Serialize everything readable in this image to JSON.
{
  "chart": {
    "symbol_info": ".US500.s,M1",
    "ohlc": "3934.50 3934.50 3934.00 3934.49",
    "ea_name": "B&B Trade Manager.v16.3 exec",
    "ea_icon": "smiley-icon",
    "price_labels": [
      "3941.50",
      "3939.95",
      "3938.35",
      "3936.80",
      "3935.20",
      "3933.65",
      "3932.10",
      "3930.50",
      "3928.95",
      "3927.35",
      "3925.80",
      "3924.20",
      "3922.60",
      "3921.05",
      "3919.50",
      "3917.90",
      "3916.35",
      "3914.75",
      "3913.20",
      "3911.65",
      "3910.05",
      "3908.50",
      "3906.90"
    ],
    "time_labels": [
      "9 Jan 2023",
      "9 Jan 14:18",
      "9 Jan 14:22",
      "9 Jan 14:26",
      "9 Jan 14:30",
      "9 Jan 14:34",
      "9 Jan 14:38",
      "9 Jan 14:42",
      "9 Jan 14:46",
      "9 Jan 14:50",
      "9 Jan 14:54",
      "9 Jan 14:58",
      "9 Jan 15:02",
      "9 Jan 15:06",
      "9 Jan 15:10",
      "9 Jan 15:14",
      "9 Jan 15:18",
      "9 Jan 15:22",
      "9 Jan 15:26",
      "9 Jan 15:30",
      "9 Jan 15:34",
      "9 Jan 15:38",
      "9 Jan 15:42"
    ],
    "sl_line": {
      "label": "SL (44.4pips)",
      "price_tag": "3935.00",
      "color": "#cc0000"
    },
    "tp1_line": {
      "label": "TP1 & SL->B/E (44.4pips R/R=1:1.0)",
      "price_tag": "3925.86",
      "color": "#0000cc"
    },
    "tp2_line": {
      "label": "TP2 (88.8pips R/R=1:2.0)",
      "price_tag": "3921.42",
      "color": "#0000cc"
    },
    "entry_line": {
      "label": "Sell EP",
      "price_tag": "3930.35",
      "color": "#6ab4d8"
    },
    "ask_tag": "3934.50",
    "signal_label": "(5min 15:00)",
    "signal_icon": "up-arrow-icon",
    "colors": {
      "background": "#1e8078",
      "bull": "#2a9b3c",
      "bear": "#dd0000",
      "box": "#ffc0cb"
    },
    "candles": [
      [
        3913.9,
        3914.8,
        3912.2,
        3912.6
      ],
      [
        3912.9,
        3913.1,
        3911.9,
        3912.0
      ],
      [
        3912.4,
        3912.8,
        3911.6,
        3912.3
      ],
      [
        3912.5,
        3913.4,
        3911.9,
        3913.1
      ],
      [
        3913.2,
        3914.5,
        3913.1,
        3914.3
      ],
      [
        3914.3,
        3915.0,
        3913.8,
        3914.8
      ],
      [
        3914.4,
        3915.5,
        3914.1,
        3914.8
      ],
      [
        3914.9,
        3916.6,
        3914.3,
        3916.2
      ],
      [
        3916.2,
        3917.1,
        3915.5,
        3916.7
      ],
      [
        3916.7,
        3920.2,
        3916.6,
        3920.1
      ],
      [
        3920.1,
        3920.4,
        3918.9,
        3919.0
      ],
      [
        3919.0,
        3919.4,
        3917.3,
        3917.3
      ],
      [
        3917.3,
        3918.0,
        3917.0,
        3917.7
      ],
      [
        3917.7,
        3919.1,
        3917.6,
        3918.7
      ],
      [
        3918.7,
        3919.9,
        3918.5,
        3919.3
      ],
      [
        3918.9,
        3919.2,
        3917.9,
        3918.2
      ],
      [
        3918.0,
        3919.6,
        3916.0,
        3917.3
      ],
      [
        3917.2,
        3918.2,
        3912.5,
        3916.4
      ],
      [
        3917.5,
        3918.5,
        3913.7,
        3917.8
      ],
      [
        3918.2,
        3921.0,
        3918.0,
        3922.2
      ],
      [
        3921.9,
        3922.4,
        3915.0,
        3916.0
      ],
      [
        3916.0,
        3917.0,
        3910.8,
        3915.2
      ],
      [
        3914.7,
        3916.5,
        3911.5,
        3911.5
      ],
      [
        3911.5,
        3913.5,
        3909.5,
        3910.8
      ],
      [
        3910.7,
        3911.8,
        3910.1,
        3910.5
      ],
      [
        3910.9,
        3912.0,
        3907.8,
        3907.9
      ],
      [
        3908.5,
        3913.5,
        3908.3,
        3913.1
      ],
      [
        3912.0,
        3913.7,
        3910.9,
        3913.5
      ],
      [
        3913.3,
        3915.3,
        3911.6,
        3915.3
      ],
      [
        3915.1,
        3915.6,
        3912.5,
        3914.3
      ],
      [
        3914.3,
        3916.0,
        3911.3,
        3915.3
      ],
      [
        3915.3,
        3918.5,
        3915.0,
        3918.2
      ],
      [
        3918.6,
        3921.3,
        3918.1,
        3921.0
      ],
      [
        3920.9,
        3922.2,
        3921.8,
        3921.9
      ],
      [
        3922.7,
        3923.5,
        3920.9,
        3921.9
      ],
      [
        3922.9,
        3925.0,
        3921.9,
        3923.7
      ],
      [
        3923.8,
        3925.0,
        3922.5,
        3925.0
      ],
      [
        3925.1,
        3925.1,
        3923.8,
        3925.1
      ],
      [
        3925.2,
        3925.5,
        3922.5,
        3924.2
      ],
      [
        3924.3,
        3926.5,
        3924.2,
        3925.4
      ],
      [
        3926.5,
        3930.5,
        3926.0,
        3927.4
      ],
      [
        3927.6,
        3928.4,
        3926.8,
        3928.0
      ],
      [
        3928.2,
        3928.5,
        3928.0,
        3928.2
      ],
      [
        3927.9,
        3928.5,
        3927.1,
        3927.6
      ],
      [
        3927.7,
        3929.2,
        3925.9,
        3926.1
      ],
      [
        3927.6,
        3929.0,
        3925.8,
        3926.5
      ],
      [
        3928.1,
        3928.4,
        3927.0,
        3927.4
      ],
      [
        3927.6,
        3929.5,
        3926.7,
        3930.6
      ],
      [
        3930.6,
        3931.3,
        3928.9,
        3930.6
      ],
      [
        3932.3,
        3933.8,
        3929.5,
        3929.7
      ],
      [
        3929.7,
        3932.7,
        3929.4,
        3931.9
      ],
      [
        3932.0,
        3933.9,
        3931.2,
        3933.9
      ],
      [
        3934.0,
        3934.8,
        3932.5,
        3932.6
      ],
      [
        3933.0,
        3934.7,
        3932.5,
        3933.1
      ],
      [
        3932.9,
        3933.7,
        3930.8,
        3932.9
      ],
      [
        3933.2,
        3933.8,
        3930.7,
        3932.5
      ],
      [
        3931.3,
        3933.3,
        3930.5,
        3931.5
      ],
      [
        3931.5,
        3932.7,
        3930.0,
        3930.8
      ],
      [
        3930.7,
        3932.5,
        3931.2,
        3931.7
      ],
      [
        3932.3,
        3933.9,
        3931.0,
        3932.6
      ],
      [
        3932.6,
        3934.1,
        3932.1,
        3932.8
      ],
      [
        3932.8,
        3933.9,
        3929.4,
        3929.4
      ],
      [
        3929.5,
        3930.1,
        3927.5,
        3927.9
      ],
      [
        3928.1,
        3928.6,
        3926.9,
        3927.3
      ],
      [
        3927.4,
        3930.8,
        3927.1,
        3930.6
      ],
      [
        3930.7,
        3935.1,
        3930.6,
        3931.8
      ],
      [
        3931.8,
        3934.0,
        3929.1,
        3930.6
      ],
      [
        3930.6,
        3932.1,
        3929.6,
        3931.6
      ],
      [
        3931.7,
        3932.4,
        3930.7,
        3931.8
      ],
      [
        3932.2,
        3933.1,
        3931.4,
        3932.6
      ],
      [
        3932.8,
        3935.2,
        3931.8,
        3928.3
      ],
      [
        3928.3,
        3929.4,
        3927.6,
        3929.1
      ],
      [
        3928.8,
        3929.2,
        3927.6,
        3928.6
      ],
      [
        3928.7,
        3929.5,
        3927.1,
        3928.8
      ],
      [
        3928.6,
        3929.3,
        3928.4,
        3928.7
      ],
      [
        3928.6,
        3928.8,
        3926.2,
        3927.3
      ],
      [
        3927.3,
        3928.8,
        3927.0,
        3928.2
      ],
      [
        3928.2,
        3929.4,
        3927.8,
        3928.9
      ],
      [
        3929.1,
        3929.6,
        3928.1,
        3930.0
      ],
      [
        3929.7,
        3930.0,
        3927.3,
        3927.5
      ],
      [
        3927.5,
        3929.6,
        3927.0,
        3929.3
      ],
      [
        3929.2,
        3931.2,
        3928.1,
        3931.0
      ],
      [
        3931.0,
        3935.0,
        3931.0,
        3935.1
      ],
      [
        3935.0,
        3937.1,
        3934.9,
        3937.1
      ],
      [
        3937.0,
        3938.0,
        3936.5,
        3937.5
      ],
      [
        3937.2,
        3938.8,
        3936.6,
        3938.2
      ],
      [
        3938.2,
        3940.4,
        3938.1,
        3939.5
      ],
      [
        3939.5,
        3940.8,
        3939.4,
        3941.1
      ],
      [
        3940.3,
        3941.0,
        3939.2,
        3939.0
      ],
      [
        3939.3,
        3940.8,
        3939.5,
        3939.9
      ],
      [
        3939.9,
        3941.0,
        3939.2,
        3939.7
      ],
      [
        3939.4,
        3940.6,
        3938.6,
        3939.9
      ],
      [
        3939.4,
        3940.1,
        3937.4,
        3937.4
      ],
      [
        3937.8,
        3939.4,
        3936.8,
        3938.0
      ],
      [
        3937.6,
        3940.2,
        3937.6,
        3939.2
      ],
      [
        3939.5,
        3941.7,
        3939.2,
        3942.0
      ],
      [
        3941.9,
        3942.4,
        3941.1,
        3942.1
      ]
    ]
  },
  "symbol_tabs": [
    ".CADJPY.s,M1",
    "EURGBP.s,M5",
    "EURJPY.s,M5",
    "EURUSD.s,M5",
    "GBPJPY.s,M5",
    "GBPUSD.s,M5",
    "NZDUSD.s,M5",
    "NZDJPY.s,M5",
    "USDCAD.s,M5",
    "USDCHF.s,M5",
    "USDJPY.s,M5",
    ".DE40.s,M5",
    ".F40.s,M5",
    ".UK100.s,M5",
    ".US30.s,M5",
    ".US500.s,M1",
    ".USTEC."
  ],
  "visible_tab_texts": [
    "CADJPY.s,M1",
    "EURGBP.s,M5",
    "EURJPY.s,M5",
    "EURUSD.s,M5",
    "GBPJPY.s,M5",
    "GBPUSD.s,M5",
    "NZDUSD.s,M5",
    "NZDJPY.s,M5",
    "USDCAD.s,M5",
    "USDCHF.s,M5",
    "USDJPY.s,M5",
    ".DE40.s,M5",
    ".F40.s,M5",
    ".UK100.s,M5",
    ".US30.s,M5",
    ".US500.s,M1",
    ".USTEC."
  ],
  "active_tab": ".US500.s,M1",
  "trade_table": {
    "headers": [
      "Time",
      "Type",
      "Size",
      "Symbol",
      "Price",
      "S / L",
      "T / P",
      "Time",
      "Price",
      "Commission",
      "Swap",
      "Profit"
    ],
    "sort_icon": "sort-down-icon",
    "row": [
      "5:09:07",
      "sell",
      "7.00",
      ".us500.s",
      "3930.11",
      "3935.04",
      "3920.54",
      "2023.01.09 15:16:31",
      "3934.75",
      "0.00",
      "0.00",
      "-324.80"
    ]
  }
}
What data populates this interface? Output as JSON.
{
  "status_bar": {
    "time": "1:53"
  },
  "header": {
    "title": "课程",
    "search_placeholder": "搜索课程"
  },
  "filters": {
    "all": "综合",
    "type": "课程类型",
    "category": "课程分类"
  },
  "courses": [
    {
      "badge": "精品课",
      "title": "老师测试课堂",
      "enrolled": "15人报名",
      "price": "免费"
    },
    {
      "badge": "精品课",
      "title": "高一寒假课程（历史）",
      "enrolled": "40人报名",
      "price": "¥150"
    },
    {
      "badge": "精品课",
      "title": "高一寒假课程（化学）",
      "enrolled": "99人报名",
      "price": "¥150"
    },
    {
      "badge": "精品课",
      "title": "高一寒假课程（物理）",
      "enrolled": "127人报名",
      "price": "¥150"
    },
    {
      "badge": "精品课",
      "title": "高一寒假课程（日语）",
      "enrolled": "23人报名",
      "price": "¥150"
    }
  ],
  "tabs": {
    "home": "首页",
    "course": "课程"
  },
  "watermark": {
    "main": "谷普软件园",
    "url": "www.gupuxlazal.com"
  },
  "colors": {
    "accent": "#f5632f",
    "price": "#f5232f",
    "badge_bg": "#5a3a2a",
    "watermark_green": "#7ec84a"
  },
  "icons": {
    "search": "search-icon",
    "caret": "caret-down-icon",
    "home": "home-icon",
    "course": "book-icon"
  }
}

:: PROBLEM TO WORK ON ::
Check each line of the entries above for the word "title". List the ones that have it.

:: IN RESPONSE ::
    "title": "课程",
      "title": "老师测试课堂",
      "title": "高一寒假课程（历史）",
      "title": "高一寒假课程（化学）",
      "title": "高一寒假课程（物理）",
      "title": "高一寒假课程（日语）",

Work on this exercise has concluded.